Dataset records
______

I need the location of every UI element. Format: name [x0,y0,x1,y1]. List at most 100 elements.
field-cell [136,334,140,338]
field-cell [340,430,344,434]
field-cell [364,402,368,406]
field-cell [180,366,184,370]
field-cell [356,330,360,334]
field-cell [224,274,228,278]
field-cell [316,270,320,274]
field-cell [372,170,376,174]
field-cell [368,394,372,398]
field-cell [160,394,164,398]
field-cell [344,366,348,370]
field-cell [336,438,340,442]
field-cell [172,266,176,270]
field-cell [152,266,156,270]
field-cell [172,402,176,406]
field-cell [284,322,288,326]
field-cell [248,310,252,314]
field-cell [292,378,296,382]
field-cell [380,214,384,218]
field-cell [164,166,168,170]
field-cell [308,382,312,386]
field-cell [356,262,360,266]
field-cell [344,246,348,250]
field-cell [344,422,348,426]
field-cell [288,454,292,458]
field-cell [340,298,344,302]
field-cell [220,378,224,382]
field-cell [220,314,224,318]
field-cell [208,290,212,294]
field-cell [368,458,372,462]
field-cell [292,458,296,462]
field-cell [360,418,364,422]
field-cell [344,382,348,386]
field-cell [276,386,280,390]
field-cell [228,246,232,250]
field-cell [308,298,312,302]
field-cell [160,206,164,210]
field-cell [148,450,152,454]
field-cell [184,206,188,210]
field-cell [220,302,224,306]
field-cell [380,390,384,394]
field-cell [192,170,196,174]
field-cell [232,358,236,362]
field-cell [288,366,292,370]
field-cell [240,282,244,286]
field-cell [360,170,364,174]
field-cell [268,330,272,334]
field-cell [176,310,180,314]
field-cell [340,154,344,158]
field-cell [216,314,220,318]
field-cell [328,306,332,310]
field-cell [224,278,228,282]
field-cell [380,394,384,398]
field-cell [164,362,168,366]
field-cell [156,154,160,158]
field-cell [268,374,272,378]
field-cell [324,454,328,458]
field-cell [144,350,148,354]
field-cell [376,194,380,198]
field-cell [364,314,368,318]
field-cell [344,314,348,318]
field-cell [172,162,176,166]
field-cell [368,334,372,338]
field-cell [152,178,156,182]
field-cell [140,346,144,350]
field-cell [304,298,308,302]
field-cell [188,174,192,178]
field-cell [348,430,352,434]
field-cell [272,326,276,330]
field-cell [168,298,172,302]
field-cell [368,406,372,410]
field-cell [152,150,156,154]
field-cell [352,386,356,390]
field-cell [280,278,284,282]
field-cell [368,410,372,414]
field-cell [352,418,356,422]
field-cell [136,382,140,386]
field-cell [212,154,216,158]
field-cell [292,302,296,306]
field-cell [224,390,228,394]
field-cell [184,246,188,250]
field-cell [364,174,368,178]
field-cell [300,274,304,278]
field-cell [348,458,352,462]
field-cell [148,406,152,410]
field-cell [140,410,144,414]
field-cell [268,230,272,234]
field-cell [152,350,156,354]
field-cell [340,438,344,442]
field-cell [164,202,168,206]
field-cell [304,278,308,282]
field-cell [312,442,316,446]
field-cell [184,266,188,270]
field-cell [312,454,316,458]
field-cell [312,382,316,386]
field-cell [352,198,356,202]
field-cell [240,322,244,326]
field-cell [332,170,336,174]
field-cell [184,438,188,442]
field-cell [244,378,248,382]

______

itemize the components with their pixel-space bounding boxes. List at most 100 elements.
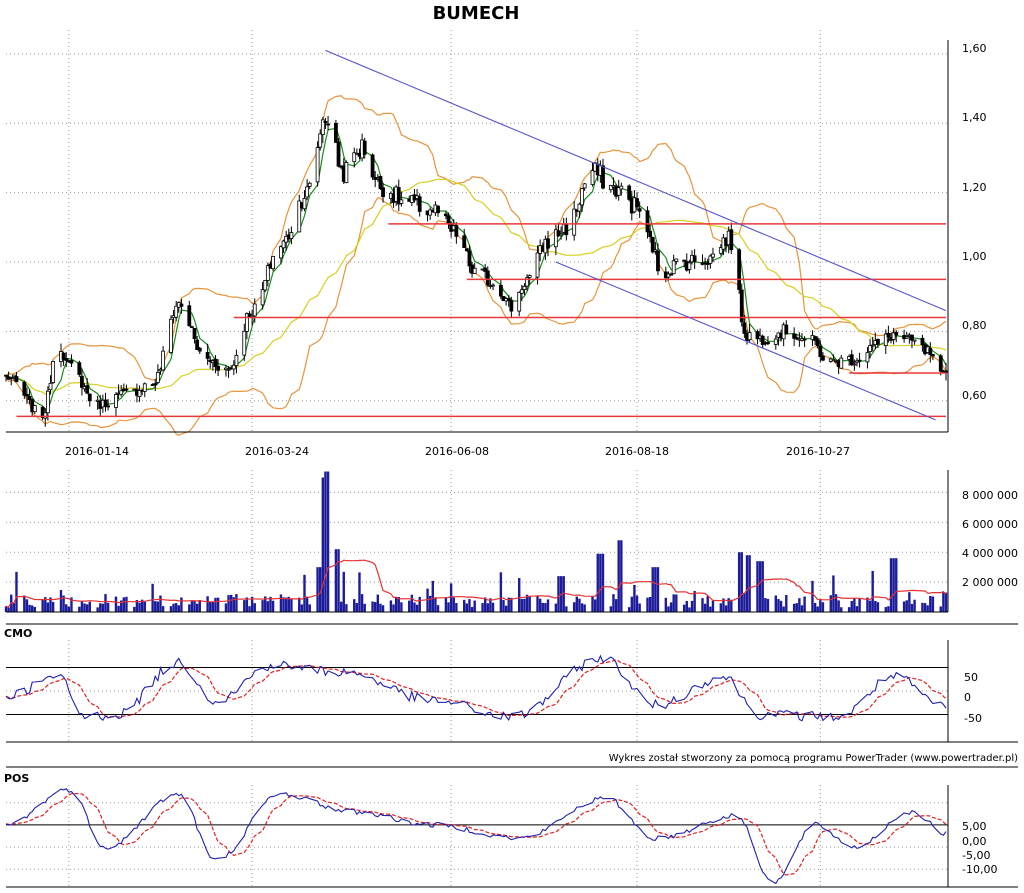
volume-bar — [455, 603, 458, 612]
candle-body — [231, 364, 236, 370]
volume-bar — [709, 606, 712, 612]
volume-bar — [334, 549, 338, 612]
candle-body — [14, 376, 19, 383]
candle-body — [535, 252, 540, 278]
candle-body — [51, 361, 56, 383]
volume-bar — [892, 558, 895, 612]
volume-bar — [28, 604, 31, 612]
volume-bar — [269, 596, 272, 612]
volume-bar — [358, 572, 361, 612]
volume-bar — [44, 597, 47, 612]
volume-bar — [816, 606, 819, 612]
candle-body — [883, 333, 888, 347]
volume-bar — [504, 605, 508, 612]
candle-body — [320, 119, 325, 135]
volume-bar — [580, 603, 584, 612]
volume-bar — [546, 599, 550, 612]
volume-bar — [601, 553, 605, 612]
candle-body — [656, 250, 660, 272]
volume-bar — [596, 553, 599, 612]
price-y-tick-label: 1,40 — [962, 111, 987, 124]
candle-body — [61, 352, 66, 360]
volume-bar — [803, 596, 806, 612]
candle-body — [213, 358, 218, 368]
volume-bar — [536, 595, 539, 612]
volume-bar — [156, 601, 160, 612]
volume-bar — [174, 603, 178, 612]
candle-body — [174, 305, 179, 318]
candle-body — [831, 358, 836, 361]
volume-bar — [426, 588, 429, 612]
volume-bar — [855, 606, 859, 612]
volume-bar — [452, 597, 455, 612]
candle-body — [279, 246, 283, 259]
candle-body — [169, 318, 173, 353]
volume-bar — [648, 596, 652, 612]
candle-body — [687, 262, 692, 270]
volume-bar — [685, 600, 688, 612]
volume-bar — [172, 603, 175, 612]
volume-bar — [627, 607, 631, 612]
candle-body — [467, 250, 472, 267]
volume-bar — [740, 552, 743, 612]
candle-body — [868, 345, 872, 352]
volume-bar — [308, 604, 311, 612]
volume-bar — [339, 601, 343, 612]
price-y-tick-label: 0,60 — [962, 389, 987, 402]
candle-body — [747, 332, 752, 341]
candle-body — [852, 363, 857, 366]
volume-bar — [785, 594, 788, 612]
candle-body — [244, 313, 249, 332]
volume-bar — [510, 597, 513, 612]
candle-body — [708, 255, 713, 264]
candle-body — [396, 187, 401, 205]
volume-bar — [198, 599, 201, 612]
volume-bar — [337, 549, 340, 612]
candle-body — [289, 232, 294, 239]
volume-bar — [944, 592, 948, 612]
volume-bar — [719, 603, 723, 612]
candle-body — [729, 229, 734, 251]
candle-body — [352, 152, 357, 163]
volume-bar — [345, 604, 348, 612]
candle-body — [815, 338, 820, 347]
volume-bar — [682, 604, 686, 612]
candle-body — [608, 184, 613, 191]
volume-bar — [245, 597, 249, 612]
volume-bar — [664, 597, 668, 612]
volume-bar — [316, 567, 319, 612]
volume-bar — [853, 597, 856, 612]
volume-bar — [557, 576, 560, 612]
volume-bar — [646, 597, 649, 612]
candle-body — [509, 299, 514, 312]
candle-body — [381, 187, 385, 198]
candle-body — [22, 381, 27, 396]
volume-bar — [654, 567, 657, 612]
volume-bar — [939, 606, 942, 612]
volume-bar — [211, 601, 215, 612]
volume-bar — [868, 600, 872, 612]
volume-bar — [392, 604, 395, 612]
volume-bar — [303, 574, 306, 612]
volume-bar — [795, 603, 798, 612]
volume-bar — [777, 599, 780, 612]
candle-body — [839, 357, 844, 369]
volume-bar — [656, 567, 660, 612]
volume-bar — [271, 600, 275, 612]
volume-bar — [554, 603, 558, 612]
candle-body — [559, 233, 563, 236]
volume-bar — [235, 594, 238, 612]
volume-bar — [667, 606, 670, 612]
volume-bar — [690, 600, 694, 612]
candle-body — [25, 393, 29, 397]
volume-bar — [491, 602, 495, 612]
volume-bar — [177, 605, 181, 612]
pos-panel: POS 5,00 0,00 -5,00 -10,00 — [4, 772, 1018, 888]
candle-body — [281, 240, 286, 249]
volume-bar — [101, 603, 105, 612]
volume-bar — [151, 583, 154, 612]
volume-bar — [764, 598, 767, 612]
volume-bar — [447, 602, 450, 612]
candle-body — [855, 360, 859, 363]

______

**Aim of the task**
Locate each row above that includes the string "label", and copy those rows out in full.

**Output of the exercise**
price-y-tick-label: 1,40 — [962, 111, 987, 124]
price-y-tick-label: 0,60 — [962, 389, 987, 402]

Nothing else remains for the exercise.